### Brief
Go through the entries and count the lines with the string "Nanjing" in them. Give only that number.

---- Task inputs

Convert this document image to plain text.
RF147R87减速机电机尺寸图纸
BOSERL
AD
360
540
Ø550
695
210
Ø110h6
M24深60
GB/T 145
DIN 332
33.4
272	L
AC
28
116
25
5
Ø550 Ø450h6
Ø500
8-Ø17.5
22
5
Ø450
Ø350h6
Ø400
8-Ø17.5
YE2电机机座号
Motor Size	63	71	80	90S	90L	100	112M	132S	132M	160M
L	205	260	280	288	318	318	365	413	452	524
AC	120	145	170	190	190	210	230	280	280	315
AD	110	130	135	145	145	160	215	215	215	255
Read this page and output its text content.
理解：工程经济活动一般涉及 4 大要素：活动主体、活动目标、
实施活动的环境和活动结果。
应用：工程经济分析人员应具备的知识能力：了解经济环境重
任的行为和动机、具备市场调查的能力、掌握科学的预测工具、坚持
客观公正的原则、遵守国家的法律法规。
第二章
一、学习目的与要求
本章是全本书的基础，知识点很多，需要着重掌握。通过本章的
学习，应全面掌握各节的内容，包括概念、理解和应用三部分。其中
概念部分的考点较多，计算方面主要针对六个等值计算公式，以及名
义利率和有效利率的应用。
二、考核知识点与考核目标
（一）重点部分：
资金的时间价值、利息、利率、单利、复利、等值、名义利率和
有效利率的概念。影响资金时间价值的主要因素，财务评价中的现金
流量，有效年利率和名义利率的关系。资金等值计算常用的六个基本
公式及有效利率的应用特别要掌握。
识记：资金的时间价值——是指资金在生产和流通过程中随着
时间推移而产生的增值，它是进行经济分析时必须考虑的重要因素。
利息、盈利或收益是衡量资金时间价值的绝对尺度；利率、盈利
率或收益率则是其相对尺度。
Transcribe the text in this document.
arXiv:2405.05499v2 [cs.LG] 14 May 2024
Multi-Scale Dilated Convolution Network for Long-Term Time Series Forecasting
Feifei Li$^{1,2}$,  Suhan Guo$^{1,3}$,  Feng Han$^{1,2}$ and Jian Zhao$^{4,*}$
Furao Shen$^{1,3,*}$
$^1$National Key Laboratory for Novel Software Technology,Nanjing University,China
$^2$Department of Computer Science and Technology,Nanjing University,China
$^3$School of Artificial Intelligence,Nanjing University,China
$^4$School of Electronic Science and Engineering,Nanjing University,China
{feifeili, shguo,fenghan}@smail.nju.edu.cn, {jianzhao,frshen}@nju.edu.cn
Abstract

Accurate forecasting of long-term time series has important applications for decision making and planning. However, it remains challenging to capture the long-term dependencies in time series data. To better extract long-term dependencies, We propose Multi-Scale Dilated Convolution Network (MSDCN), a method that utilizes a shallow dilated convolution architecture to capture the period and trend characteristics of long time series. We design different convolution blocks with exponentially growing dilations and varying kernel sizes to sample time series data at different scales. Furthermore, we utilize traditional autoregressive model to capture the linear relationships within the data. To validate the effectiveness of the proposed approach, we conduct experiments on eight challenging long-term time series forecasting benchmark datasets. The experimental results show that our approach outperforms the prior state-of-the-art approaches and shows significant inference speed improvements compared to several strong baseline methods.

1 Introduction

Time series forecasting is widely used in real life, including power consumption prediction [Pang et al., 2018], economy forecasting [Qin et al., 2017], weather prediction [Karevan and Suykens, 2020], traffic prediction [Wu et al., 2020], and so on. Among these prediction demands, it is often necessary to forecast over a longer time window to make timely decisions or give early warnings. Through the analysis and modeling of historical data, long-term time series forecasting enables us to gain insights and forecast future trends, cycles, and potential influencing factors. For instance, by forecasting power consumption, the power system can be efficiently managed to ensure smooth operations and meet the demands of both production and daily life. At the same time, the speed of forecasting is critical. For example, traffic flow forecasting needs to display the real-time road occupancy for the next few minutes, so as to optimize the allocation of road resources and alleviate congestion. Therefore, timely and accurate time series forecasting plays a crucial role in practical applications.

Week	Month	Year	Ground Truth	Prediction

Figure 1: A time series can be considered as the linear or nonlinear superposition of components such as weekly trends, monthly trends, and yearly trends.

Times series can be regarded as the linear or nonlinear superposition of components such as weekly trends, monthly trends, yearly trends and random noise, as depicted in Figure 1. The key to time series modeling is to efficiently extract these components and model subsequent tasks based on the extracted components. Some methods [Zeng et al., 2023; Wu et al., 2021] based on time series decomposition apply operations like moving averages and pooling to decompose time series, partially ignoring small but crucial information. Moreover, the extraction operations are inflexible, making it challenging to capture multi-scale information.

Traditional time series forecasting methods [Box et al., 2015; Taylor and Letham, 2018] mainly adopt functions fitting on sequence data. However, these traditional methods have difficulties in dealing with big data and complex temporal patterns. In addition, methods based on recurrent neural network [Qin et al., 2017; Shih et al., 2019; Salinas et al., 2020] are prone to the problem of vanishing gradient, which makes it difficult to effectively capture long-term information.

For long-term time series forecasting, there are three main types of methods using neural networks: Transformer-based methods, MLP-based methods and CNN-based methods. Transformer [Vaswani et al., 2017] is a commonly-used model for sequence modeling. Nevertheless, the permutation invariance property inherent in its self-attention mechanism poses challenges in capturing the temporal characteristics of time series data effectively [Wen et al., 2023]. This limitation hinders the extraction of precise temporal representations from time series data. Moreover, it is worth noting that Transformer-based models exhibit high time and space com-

--------

### Full output
4